→ Given task
Locate each line of the material that contains "this", then return it.

→ Extracted information

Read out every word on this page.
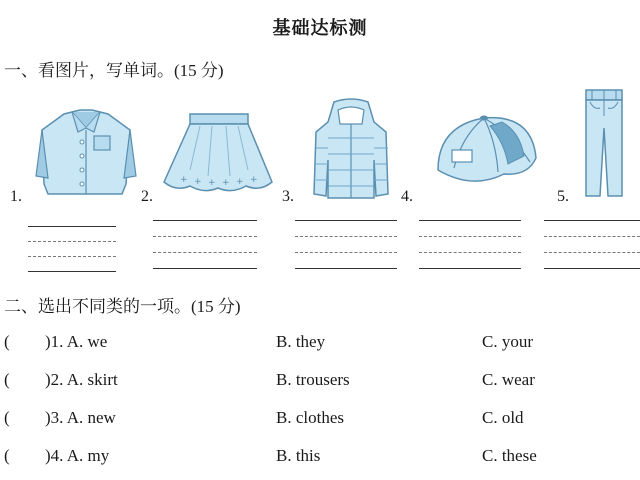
基础达标测
一、看图片，写单词。(15 分)
+ + + + + +
1.	2.	3.	4.	5.
二、选出不同类的一项。(15 分)
( )1. A. we	B. they	C. your
( )2. A. skirt	B. trousers	C. wear
( )3. A. new	B. clothes	C. old
( )4. A. my	B. this	C. these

→ Complete response
Read out every word on this page.
( )4. A. my	B. this	C. these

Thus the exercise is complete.